» Exercise directions: Copy the entries below exactly. Images do not belong in the copy.

» Data in this exercise:
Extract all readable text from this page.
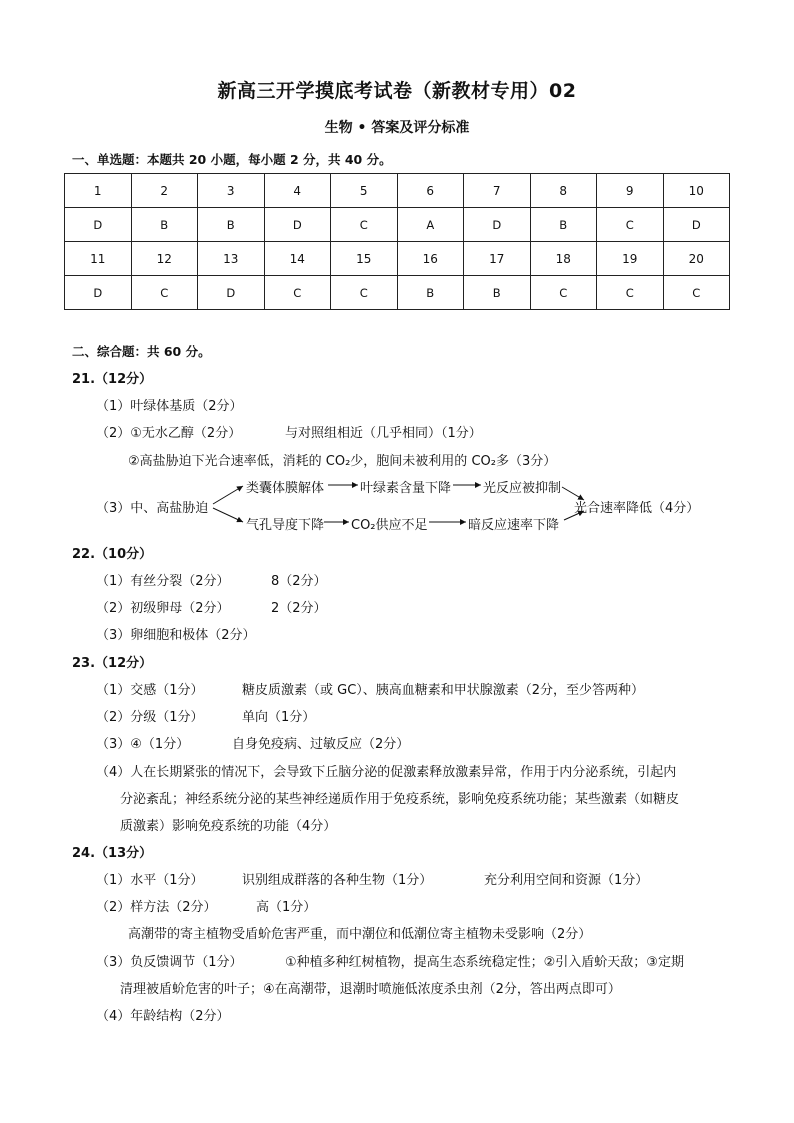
新高三开学摸底考试卷（新教材专用）02
生物 • 答案及评分标准
一、单选题：本题共 20 小题，每小题 2 分，共 40 分。
1	2	3	4	5	6	7	8	9	10
D	B	B	D	C	A	D	B	C	D
11	12	13	14	15	16	17	18	19	20
D	C	D	C	C	B	B	C	C	C
二、综合题：共 60 分。
21.（12分）
（1）叶绿体基质（2分）
（2）①无水乙醇（2分）	与对照组相近（几乎相同）（1分）
②高盐胁迫下光合速率低，消耗的 CO₂少，胞间未被利用的 CO₂多（3分）
（3）中、高盐胁迫
类囊体膜解体	叶绿素含量下降 光反应被抑制
气孔导度下降 CO₂供应不足	暗反应速率下降
光合速率降低（4分）
22.（10分）
（1）有丝分裂（2分）	8（2分）
（2）初级卵母（2分）	2（2分）
（3）卵细胞和极体（2分）
23.（12分）
（1）交感（1分）	糖皮质激素（或 GC）、胰高血糖素和甲状腺激素（2分，至少答两种）
（2）分级（1分）	单向（1分）
（3）④（1分）	自身免疫病、过敏反应（2分）
（4）人在长期紧张的情况下，会导致下丘脑分泌的促激素释放激素异常，作用于内分泌系统，引起内
分泌紊乱；神经系统分泌的某些神经递质作用于免疫系统，影响免疫系统功能；某些激素（如糖皮
质激素）影响免疫系统的功能（4分）
24.（13分）
（1）水平（1分）	识别组成群落的各种生物（1分）	充分利用空间和资源（1分）
（2）样方法（2分）	高（1分）
高潮带的寄主植物受盾蚧危害严重，而中潮位和低潮位寄主植物未受影响（2分）
（3）负反馈调节（1分）	①种植多种红树植物，提高生态系统稳定性；②引入盾蚧天敌；③定期
清理被盾蚧危害的叶子；④在高潮带，退潮时喷施低浓度杀虫剂（2分，答出两点即可）
（4）年龄结构（2分）
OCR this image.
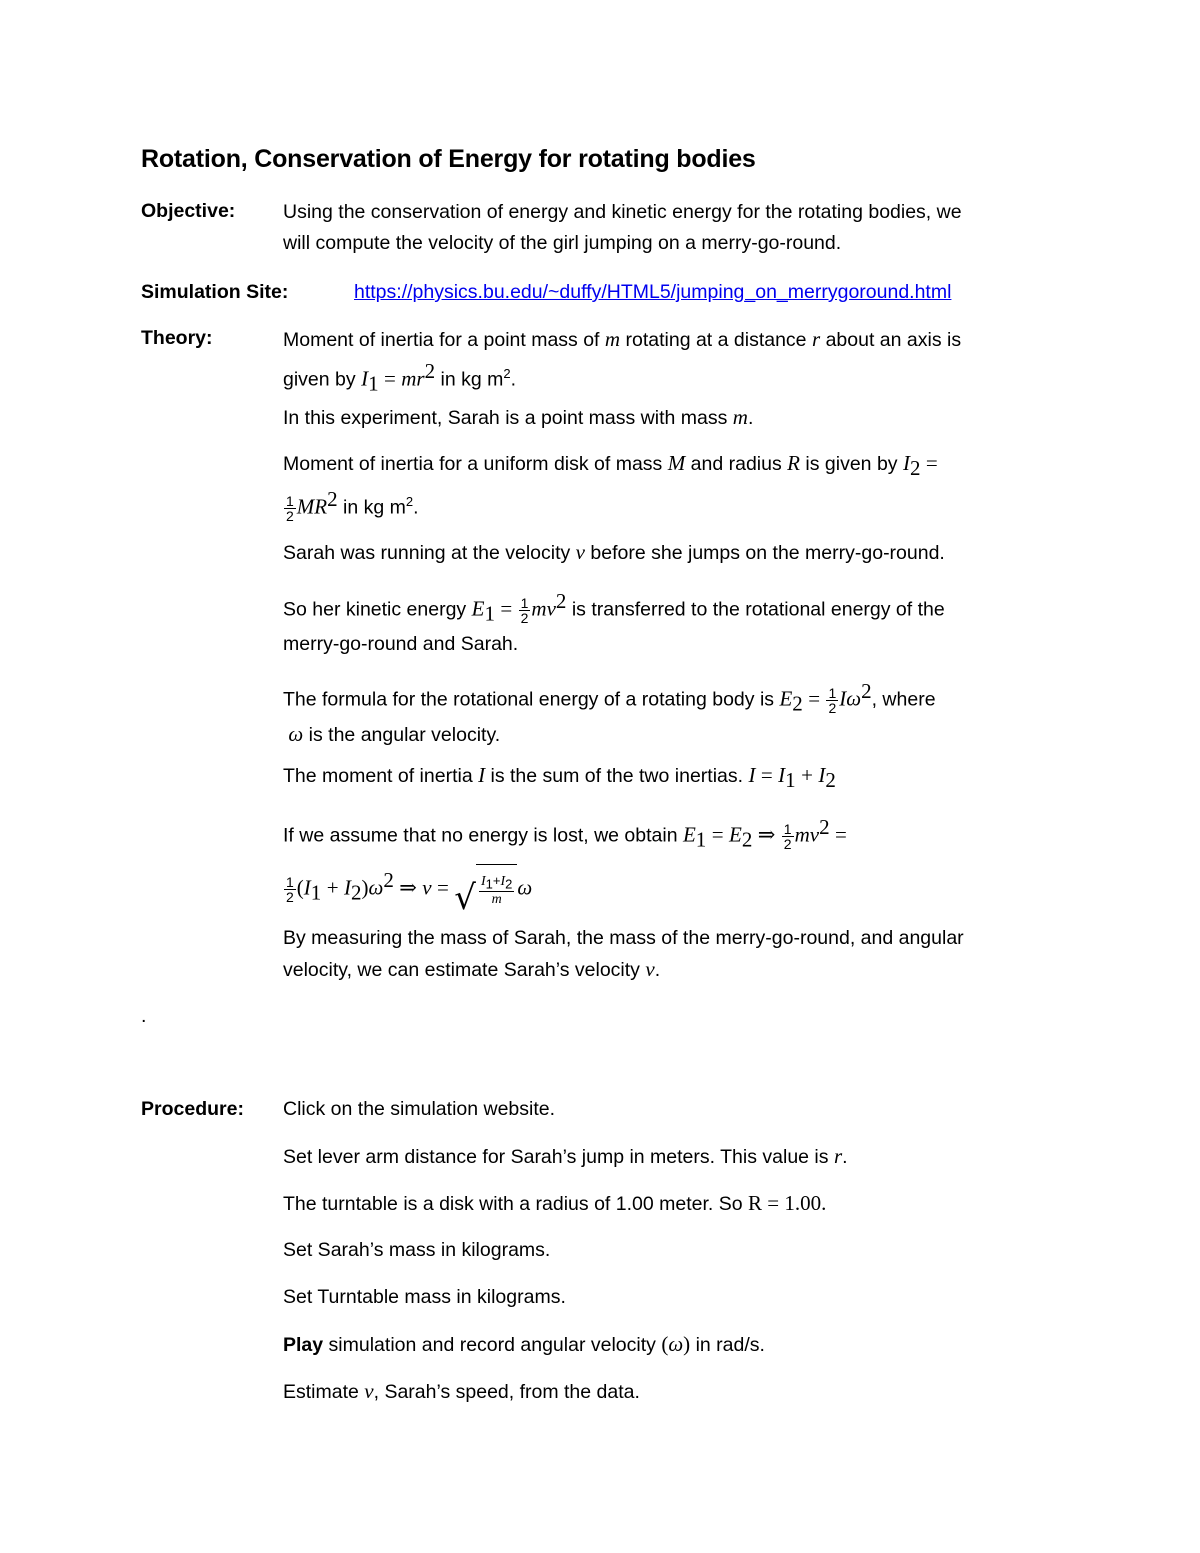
Rotation, Conservation of Energy for rotating bodies
Objective: Using the conservation of energy and kinetic energy for the rotating bodies, we
will compute the velocity of the girl jumping on a merry-go-round.
Simulation Site:	https://physics.bu.edu/~duffy/HTML5/jumping_on_merrygoround.html
Theory:	Moment of inertia for a point mass of m rotating at a distance r about an axis is
given by $I_1 = mr^2$ in kg $m^2$.
In this experiment, Sarah is a point mass with mass m.
Moment of inertia for a uniform disk of mass M and radius R is given by $I_2$ =

$\frac{1}{2} MR^2$ in kg $m^2$.
Sarah was running at the velocity v before she jumps on the merry-go-round.
So her kinetic energy $E_1 = \frac{1}{2} mv^2$ is transferred to the rotational energy of the
merry-go-round and Sarah.
The formula for the rotational energy of a rotating body is $E_2 = \frac{1}{2} I\omega^2$, where
ω is the angular velocity.
The moment of inertia I is the sum of the two inertias. $I = I_1 + I_2$
If we assume that no energy is lost, we obtain $E_1 = E_2$ ⇒ $\frac{1}{2} mv^2$ =
$\frac{1}{2} (I_1 + I_2)\omega^2$ ⇒ v = √ $\frac{I_1+I_2}{m}$ ω
By measuring the mass of Sarah, the mass of the merry-go-round, and angular
velocity, we can estimate Sarah’s velocity v.
.
Procedure: Click on the simulation website.
Set lever arm distance for Sarah’s jump in meters. This value is r.
The turntable is a disk with a radius of 1.00 meter. So R = 1.00.
Set Sarah’s mass in kilograms.
Set Turntable mass in kilograms.
Play simulation and record angular velocity (ω) in rad/s.
Estimate v, Sarah’s speed, from the data.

» Exercise answer:
Extract all readable text from this page.
新高三开学摸底考试卷（新教材专用）02
生物 • 答案及评分标准
一、单选题：本题共 20 小题，每小题 2 分，共 40 分。
1	2	3	4	5	6	7	8	9	10
D	B	B	D	C	A	D	B	C	D
11	12	13	14	15	16	17	18	19	20
D	C	D	C	C	B	B	C	C	C
二、综合题：共 60 分。
21.（12分）
（1）叶绿体基质（2分）
（2）①无水乙醇（2分）	与对照组相近（几乎相同）（1分）
②高盐胁迫下光合速率低，消耗的 CO₂少，胞间未被利用的 CO₂多（3分）
（3）中、高盐胁迫
类囊体膜解体	叶绿素含量下降 光反应被抑制
气孔导度下降 CO₂供应不足	暗反应速率下降
光合速率降低（4分）
22.（10分）
（1）有丝分裂（2分）	8（2分）
（2）初级卵母（2分）	2（2分）
（3）卵细胞和极体（2分）
23.（12分）
（1）交感（1分）	糖皮质激素（或 GC）、胰高血糖素和甲状腺激素（2分，至少答两种）
（2）分级（1分）	单向（1分）
（3）④（1分）	自身免疫病、过敏反应（2分）
（4）人在长期紧张的情况下，会导致下丘脑分泌的促激素释放激素异常，作用于内分泌系统，引起内
分泌紊乱；神经系统分泌的某些神经递质作用于免疫系统，影响免疫系统功能；某些激素（如糖皮
质激素）影响免疫系统的功能（4分）
24.（13分）
（1）水平（1分）	识别组成群落的各种生物（1分）	充分利用空间和资源（1分）
（2）样方法（2分）	高（1分）
高潮带的寄主植物受盾蚧危害严重，而中潮位和低潮位寄主植物未受影响（2分）
（3）负反馈调节（1分）	①种植多种红树植物，提高生态系统稳定性；②引入盾蚧天敌；③定期
清理被盾蚧危害的叶子；④在高潮带，退潮时喷施低浓度杀虫剂（2分，答出两点即可）
（4）年龄结构（2分）
OCR this image.
Rotation, Conservation of Energy for rotating bodies
Objective: Using the conservation of energy and kinetic energy for the rotating bodies, we
will compute the velocity of the girl jumping on a merry-go-round.
Simulation Site:	https://physics.bu.edu/~duffy/HTML5/jumping_on_merrygoround.html
Theory:	Moment of inertia for a point mass of m rotating at a distance r about an axis is
given by $I_1 = mr^2$ in kg $m^2$.
In this experiment, Sarah is a point mass with mass m.
Moment of inertia for a uniform disk of mass M and radius R is given by $I_2$ =

$\frac{1}{2} MR^2$ in kg $m^2$.
Sarah was running at the velocity v before she jumps on the merry-go-round.
So her kinetic energy $E_1 = \frac{1}{2} mv^2$ is transferred to the rotational energy of the
merry-go-round and Sarah.
The formula for the rotational energy of a rotating body is $E_2 = \frac{1}{2} I\omega^2$, where
ω is the angular velocity.
The moment of inertia I is the sum of the two inertias. $I = I_1 + I_2$
If we assume that no energy is lost, we obtain $E_1 = E_2$ ⇒ $\frac{1}{2} mv^2$ =
$\frac{1}{2} (I_1 + I_2)\omega^2$ ⇒ v = √ $\frac{I_1+I_2}{m}$ ω
By measuring the mass of Sarah, the mass of the merry-go-round, and angular
velocity, we can estimate Sarah’s velocity v.
.
Procedure: Click on the simulation website.
Set lever arm distance for Sarah’s jump in meters. This value is r.
The turntable is a disk with a radius of 1.00 meter. So R = 1.00.
Set Sarah’s mass in kilograms.
Set Turntable mass in kilograms.
Play simulation and record angular velocity (ω) in rad/s.
Estimate v, Sarah’s speed, from the data.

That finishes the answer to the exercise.